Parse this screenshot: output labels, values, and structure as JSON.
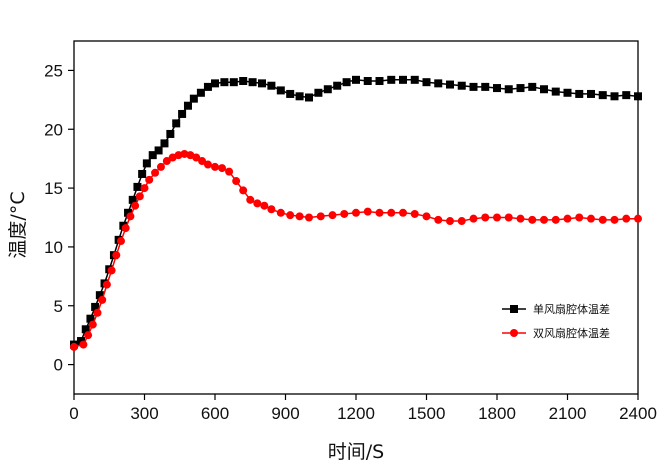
{
  "chart_data": {
    "type": "line",
    "xlabel": "时间/S",
    "ylabel": "温度/°C",
    "xlim": [
      0,
      2400
    ],
    "ylim": [
      -2.5,
      27.5
    ],
    "xticks": [
      0,
      300,
      600,
      900,
      1200,
      1500,
      1800,
      2100,
      2400
    ],
    "yticks": [
      0,
      5,
      10,
      15,
      20,
      25
    ],
    "grid": false,
    "legend_position": "center-right",
    "series": [
      {
        "name": "单风扇腔体温差",
        "color": "#000000",
        "marker": "square",
        "points": [
          [
            0,
            1.7
          ],
          [
            30,
            2.0
          ],
          [
            50,
            3.0
          ],
          [
            70,
            3.9
          ],
          [
            90,
            4.9
          ],
          [
            110,
            5.9
          ],
          [
            130,
            6.9
          ],
          [
            150,
            8.1
          ],
          [
            170,
            9.3
          ],
          [
            190,
            10.6
          ],
          [
            210,
            11.8
          ],
          [
            230,
            12.9
          ],
          [
            250,
            14.0
          ],
          [
            270,
            15.1
          ],
          [
            290,
            16.2
          ],
          [
            310,
            17.1
          ],
          [
            335,
            17.8
          ],
          [
            360,
            18.2
          ],
          [
            385,
            18.8
          ],
          [
            410,
            19.6
          ],
          [
            435,
            20.5
          ],
          [
            460,
            21.3
          ],
          [
            485,
            22.0
          ],
          [
            510,
            22.6
          ],
          [
            540,
            23.1
          ],
          [
            570,
            23.6
          ],
          [
            600,
            23.9
          ],
          [
            640,
            24.0
          ],
          [
            680,
            24.0
          ],
          [
            720,
            24.1
          ],
          [
            760,
            24.0
          ],
          [
            800,
            23.9
          ],
          [
            840,
            23.7
          ],
          [
            880,
            23.3
          ],
          [
            920,
            23.0
          ],
          [
            960,
            22.8
          ],
          [
            1000,
            22.7
          ],
          [
            1040,
            23.1
          ],
          [
            1080,
            23.4
          ],
          [
            1120,
            23.7
          ],
          [
            1160,
            24.0
          ],
          [
            1200,
            24.2
          ],
          [
            1250,
            24.1
          ],
          [
            1300,
            24.1
          ],
          [
            1350,
            24.2
          ],
          [
            1400,
            24.2
          ],
          [
            1450,
            24.2
          ],
          [
            1500,
            24.0
          ],
          [
            1550,
            23.9
          ],
          [
            1600,
            23.8
          ],
          [
            1650,
            23.7
          ],
          [
            1700,
            23.6
          ],
          [
            1750,
            23.6
          ],
          [
            1800,
            23.5
          ],
          [
            1850,
            23.4
          ],
          [
            1900,
            23.5
          ],
          [
            1950,
            23.6
          ],
          [
            2000,
            23.4
          ],
          [
            2050,
            23.2
          ],
          [
            2100,
            23.1
          ],
          [
            2150,
            23.0
          ],
          [
            2200,
            23.0
          ],
          [
            2250,
            22.9
          ],
          [
            2300,
            22.8
          ],
          [
            2350,
            22.9
          ],
          [
            2400,
            22.8
          ]
        ]
      },
      {
        "name": "双风扇腔体温差",
        "color": "#ff0000",
        "marker": "circle",
        "points": [
          [
            0,
            1.5
          ],
          [
            40,
            1.7
          ],
          [
            60,
            2.5
          ],
          [
            80,
            3.4
          ],
          [
            100,
            4.4
          ],
          [
            120,
            5.5
          ],
          [
            140,
            6.8
          ],
          [
            160,
            8.0
          ],
          [
            180,
            9.3
          ],
          [
            200,
            10.5
          ],
          [
            220,
            11.6
          ],
          [
            240,
            12.6
          ],
          [
            260,
            13.5
          ],
          [
            280,
            14.3
          ],
          [
            300,
            15.0
          ],
          [
            320,
            15.7
          ],
          [
            345,
            16.3
          ],
          [
            370,
            16.8
          ],
          [
            395,
            17.3
          ],
          [
            420,
            17.6
          ],
          [
            445,
            17.8
          ],
          [
            470,
            17.9
          ],
          [
            495,
            17.8
          ],
          [
            520,
            17.6
          ],
          [
            545,
            17.3
          ],
          [
            570,
            17.0
          ],
          [
            600,
            16.8
          ],
          [
            630,
            16.7
          ],
          [
            660,
            16.4
          ],
          [
            690,
            15.6
          ],
          [
            720,
            14.8
          ],
          [
            750,
            14.0
          ],
          [
            780,
            13.7
          ],
          [
            810,
            13.5
          ],
          [
            840,
            13.2
          ],
          [
            880,
            12.9
          ],
          [
            920,
            12.7
          ],
          [
            960,
            12.6
          ],
          [
            1000,
            12.5
          ],
          [
            1050,
            12.6
          ],
          [
            1100,
            12.7
          ],
          [
            1150,
            12.8
          ],
          [
            1200,
            12.9
          ],
          [
            1250,
            13.0
          ],
          [
            1300,
            12.9
          ],
          [
            1350,
            12.9
          ],
          [
            1400,
            12.9
          ],
          [
            1450,
            12.8
          ],
          [
            1500,
            12.6
          ],
          [
            1550,
            12.3
          ],
          [
            1600,
            12.2
          ],
          [
            1650,
            12.2
          ],
          [
            1700,
            12.4
          ],
          [
            1750,
            12.5
          ],
          [
            1800,
            12.5
          ],
          [
            1850,
            12.5
          ],
          [
            1900,
            12.4
          ],
          [
            1950,
            12.3
          ],
          [
            2000,
            12.3
          ],
          [
            2050,
            12.3
          ],
          [
            2100,
            12.4
          ],
          [
            2150,
            12.5
          ],
          [
            2200,
            12.4
          ],
          [
            2250,
            12.3
          ],
          [
            2300,
            12.3
          ],
          [
            2350,
            12.4
          ],
          [
            2400,
            12.4
          ]
        ]
      }
    ]
  }
}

• _Description of the task_
Give every line back word for word and leave the pictures out.

• _The completed task_
Parse this screenshot: output labels, values, and structure as JSON.
{
  "chart_data": {
    "type": "line",
    "xlabel": "时间/S",
    "ylabel": "温度/°C",
    "xlim": [
      0,
      2400
    ],
    "ylim": [
      -2.5,
      27.5
    ],
    "xticks": [
      0,
      300,
      600,
      900,
      1200,
      1500,
      1800,
      2100,
      2400
    ],
    "yticks": [
      0,
      5,
      10,
      15,
      20,
      25
    ],
    "grid": false,
    "legend_position": "center-right",
    "series": [
      {
        "name": "单风扇腔体温差",
        "color": "#000000",
        "marker": "square",
        "points": [
          [
            0,
            1.7
          ],
          [
            30,
            2.0
          ],
          [
            50,
            3.0
          ],
          [
            70,
            3.9
          ],
          [
            90,
            4.9
          ],
          [
            110,
            5.9
          ],
          [
            130,
            6.9
          ],
          [
            150,
            8.1
          ],
          [
            170,
            9.3
          ],
          [
            190,
            10.6
          ],
          [
            210,
            11.8
          ],
          [
            230,
            12.9
          ],
          [
            250,
            14.0
          ],
          [
            270,
            15.1
          ],
          [
            290,
            16.2
          ],
          [
            310,
            17.1
          ],
          [
            335,
            17.8
          ],
          [
            360,
            18.2
          ],
          [
            385,
            18.8
          ],
          [
            410,
            19.6
          ],
          [
            435,
            20.5
          ],
          [
            460,
            21.3
          ],
          [
            485,
            22.0
          ],
          [
            510,
            22.6
          ],
          [
            540,
            23.1
          ],
          [
            570,
            23.6
          ],
          [
            600,
            23.9
          ],
          [
            640,
            24.0
          ],
          [
            680,
            24.0
          ],
          [
            720,
            24.1
          ],
          [
            760,
            24.0
          ],
          [
            800,
            23.9
          ],
          [
            840,
            23.7
          ],
          [
            880,
            23.3
          ],
          [
            920,
            23.0
          ],
          [
            960,
            22.8
          ],
          [
            1000,
            22.7
          ],
          [
            1040,
            23.1
          ],
          [
            1080,
            23.4
          ],
          [
            1120,
            23.7
          ],
          [
            1160,
            24.0
          ],
          [
            1200,
            24.2
          ],
          [
            1250,
            24.1
          ],
          [
            1300,
            24.1
          ],
          [
            1350,
            24.2
          ],
          [
            1400,
            24.2
          ],
          [
            1450,
            24.2
          ],
          [
            1500,
            24.0
          ],
          [
            1550,
            23.9
          ],
          [
            1600,
            23.8
          ],
          [
            1650,
            23.7
          ],
          [
            1700,
            23.6
          ],
          [
            1750,
            23.6
          ],
          [
            1800,
            23.5
          ],
          [
            1850,
            23.4
          ],
          [
            1900,
            23.5
          ],
          [
            1950,
            23.6
          ],
          [
            2000,
            23.4
          ],
          [
            2050,
            23.2
          ],
          [
            2100,
            23.1
          ],
          [
            2150,
            23.0
          ],
          [
            2200,
            23.0
          ],
          [
            2250,
            22.9
          ],
          [
            2300,
            22.8
          ],
          [
            2350,
            22.9
          ],
          [
            2400,
            22.8
          ]
        ]
      },
      {
        "name": "双风扇腔体温差",
        "color": "#ff0000",
        "marker": "circle",
        "points": [
          [
            0,
            1.5
          ],
          [
            40,
            1.7
          ],
          [
            60,
            2.5
          ],
          [
            80,
            3.4
          ],
          [
            100,
            4.4
          ],
          [
            120,
            5.5
          ],
          [
            140,
            6.8
          ],
          [
            160,
            8.0
          ],
          [
            180,
            9.3
          ],
          [
            200,
            10.5
          ],
          [
            220,
            11.6
          ],
          [
            240,
            12.6
          ],
          [
            260,
            13.5
          ],
          [
            280,
            14.3
          ],
          [
            300,
            15.0
          ],
          [
            320,
            15.7
          ],
          [
            345,
            16.3
          ],
          [
            370,
            16.8
          ],
          [
            395,
            17.3
          ],
          [
            420,
            17.6
          ],
          [
            445,
            17.8
          ],
          [
            470,
            17.9
          ],
          [
            495,
            17.8
          ],
          [
            520,
            17.6
          ],
          [
            545,
            17.3
          ],
          [
            570,
            17.0
          ],
          [
            600,
            16.8
          ],
          [
            630,
            16.7
          ],
          [
            660,
            16.4
          ],
          [
            690,
            15.6
          ],
          [
            720,
            14.8
          ],
          [
            750,
            14.0
          ],
          [
            780,
            13.7
          ],
          [
            810,
            13.5
          ],
          [
            840,
            13.2
          ],
          [
            880,
            12.9
          ],
          [
            920,
            12.7
          ],
          [
            960,
            12.6
          ],
          [
            1000,
            12.5
          ],
          [
            1050,
            12.6
          ],
          [
            1100,
            12.7
          ],
          [
            1150,
            12.8
          ],
          [
            1200,
            12.9
          ],
          [
            1250,
            13.0
          ],
          [
            1300,
            12.9
          ],
          [
            1350,
            12.9
          ],
          [
            1400,
            12.9
          ],
          [
            1450,
            12.8
          ],
          [
            1500,
            12.6
          ],
          [
            1550,
            12.3
          ],
          [
            1600,
            12.2
          ],
          [
            1650,
            12.2
          ],
          [
            1700,
            12.4
          ],
          [
            1750,
            12.5
          ],
          [
            1800,
            12.5
          ],
          [
            1850,
            12.5
          ],
          [
            1900,
            12.4
          ],
          [
            1950,
            12.3
          ],
          [
            2000,
            12.3
          ],
          [
            2050,
            12.3
          ],
          [
            2100,
            12.4
          ],
          [
            2150,
            12.5
          ],
          [
            2200,
            12.4
          ],
          [
            2250,
            12.3
          ],
          [
            2300,
            12.3
          ],
          [
            2350,
            12.4
          ],
          [
            2400,
            12.4
          ]
        ]
      }
    ]
  }
}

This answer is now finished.